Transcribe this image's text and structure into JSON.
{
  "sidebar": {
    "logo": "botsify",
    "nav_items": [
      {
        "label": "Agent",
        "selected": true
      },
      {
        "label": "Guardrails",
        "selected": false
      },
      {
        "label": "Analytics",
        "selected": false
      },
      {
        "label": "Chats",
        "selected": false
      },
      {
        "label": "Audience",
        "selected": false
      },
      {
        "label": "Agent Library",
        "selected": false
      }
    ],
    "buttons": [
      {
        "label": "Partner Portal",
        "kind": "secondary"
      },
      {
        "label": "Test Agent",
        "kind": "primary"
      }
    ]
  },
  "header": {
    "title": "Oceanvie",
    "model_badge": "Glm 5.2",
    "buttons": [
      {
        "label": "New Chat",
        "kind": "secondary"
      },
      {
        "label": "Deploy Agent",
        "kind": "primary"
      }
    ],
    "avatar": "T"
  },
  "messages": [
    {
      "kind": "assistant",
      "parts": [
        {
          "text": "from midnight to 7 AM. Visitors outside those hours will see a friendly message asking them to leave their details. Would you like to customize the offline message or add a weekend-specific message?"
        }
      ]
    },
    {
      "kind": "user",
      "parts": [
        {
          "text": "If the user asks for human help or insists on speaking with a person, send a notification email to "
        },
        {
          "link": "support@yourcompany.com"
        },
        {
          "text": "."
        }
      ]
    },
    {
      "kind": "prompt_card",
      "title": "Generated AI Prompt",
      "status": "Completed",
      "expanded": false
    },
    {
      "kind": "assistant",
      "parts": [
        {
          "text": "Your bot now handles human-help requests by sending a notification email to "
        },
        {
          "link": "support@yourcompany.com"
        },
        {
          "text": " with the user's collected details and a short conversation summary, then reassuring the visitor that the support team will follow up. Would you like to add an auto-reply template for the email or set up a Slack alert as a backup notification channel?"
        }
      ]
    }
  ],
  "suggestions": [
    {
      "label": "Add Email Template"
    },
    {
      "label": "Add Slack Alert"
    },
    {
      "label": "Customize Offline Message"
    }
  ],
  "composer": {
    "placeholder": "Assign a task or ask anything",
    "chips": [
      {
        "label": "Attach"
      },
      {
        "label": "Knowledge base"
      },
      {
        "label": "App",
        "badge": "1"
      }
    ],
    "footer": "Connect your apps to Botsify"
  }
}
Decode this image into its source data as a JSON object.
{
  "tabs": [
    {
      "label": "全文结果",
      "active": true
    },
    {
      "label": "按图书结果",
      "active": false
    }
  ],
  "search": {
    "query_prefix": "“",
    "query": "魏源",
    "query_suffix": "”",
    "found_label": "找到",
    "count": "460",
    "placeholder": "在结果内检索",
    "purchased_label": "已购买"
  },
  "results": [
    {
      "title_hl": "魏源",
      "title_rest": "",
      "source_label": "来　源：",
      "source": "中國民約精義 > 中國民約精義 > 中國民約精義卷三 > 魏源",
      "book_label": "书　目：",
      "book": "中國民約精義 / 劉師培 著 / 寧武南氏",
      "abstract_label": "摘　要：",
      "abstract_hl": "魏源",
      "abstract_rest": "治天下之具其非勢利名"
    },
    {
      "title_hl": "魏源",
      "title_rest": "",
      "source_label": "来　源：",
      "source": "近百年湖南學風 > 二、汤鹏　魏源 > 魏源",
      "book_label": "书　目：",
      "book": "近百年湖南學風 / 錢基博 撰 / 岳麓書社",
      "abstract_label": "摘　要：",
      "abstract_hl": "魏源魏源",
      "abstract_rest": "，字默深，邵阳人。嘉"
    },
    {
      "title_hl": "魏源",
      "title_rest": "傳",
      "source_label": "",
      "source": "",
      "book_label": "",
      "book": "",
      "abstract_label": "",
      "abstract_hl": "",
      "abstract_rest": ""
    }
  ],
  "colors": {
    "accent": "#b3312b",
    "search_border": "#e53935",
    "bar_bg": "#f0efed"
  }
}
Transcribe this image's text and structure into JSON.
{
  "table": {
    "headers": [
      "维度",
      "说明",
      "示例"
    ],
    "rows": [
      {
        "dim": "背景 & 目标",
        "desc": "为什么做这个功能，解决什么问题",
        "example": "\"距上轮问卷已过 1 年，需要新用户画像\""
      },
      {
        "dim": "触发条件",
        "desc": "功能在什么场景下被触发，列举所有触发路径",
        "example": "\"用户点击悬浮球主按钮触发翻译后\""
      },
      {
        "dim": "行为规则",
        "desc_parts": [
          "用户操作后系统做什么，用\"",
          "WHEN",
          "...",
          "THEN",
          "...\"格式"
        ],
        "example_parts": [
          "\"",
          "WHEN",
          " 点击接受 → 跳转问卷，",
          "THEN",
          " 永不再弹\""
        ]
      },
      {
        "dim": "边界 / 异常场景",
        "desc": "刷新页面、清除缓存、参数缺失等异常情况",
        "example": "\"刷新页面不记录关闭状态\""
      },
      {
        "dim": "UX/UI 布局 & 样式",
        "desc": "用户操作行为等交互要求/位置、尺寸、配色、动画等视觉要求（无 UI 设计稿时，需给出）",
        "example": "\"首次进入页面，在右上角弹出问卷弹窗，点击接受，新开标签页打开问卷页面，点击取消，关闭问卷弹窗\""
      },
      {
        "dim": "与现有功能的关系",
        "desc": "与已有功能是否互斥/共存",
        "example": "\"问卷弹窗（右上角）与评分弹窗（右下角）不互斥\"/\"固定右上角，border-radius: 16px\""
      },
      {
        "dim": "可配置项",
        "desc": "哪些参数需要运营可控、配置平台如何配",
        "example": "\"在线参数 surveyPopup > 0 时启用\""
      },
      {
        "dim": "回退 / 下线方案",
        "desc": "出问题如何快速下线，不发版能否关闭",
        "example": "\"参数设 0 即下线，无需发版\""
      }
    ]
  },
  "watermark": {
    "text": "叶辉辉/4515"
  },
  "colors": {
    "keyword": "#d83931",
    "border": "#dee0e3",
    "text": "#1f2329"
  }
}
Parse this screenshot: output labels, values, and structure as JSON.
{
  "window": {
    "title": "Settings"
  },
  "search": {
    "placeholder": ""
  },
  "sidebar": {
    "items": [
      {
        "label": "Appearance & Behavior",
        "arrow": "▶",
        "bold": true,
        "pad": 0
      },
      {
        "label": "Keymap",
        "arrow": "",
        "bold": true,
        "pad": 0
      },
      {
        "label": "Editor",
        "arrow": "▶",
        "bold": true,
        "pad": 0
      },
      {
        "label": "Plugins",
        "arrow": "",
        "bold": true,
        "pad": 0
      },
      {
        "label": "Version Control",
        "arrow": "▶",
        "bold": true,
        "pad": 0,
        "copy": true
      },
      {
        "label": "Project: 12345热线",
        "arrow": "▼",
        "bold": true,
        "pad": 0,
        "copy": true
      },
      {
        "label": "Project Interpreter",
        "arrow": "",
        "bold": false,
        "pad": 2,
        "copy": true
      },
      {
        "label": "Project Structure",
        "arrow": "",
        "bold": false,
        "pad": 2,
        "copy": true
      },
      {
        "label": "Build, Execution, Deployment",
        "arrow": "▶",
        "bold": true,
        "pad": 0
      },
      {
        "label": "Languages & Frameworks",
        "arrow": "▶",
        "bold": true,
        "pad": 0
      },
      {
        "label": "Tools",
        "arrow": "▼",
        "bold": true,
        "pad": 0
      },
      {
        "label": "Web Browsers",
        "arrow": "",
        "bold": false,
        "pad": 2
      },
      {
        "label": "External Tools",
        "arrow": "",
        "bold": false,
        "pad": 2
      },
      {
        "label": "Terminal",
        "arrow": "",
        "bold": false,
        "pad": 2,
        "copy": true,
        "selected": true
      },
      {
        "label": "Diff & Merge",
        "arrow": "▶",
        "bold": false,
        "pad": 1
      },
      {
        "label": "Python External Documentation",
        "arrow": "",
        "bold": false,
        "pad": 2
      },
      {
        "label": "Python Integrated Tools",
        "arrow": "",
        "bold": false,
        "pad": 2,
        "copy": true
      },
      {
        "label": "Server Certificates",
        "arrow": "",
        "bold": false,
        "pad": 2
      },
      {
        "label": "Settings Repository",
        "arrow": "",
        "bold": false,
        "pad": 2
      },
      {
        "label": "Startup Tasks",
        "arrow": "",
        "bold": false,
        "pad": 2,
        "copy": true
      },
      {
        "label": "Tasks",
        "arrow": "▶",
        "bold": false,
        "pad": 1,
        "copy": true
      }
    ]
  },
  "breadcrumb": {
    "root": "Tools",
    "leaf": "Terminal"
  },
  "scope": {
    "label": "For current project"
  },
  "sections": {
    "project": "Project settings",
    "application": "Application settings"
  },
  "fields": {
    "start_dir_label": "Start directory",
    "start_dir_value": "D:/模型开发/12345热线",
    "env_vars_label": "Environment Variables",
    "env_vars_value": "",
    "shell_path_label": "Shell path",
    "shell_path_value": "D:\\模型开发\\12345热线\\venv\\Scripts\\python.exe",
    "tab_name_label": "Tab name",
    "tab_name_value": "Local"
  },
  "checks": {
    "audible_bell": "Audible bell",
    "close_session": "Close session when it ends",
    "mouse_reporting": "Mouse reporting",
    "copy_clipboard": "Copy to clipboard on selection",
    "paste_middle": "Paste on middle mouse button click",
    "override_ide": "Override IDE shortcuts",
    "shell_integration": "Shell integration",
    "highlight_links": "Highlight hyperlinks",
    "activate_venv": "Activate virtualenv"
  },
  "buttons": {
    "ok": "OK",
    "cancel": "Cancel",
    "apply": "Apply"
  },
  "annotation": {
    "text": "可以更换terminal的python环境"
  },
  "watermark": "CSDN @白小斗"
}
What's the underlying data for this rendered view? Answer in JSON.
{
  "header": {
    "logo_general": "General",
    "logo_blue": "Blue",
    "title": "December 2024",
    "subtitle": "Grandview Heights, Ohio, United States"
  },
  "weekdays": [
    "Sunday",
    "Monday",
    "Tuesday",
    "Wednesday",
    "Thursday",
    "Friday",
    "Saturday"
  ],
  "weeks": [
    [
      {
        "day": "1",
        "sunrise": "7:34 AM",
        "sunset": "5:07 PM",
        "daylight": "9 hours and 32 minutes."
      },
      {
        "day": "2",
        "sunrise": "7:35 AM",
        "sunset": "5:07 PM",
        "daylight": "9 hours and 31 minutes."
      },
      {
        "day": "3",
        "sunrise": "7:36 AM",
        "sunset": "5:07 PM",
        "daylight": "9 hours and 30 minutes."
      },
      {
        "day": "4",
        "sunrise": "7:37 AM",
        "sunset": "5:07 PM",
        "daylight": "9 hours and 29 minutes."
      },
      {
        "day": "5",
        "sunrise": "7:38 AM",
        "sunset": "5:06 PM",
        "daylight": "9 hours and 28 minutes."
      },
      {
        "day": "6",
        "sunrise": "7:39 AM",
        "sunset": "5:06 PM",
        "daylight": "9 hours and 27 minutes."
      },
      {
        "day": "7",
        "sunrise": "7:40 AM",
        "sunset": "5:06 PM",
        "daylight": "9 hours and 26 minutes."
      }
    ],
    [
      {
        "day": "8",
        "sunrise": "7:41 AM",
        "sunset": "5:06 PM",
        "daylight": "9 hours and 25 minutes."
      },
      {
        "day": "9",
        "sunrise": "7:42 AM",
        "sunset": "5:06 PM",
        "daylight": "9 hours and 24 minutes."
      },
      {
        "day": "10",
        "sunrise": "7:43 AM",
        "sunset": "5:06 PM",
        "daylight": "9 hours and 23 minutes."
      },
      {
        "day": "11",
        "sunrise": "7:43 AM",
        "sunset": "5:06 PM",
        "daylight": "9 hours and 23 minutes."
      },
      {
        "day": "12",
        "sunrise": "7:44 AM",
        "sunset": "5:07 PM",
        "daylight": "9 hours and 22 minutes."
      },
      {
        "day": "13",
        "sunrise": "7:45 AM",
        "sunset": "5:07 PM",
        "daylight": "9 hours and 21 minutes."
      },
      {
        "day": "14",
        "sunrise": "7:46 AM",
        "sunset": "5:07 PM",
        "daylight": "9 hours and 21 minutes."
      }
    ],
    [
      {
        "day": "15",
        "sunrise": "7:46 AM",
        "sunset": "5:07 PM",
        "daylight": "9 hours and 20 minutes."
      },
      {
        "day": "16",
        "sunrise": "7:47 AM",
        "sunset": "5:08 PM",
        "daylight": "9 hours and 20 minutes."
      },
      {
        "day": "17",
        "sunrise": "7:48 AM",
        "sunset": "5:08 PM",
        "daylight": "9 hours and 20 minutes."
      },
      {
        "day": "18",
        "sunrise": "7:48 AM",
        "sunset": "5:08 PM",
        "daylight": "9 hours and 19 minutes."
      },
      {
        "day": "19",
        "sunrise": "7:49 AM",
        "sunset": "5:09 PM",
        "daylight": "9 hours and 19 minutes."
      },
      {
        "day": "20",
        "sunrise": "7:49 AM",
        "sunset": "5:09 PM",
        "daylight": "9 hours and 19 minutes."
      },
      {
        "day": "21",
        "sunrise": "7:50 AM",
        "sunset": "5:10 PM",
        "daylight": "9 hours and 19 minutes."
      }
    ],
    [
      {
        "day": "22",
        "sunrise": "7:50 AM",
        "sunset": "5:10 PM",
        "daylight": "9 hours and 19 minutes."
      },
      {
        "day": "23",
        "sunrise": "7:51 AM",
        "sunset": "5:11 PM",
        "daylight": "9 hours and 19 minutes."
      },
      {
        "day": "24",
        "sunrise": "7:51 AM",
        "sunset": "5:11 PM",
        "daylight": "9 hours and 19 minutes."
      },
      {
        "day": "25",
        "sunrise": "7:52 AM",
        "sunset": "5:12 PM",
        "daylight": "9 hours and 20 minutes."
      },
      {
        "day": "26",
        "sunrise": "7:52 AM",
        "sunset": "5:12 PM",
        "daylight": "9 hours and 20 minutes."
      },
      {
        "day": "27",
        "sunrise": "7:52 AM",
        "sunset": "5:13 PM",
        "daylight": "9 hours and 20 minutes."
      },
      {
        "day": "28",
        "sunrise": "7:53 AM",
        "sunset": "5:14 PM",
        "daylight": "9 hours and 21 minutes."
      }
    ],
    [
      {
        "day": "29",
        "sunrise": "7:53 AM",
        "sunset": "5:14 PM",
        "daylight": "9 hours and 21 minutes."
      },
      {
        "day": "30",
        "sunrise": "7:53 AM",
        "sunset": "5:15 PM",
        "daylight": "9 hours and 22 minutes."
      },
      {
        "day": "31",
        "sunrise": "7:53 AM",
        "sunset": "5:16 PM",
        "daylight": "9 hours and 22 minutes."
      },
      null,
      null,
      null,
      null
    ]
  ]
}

******************************

▶ **Problem requirements**
Pick out every line above that holds the word "help" and copy it.

▶ **Answer to this task**
          "text": "If the user asks for human help or insists on speaking with a person, send a notification email to "
          "text": "Your bot now handles human-help requests by sending a notification email to "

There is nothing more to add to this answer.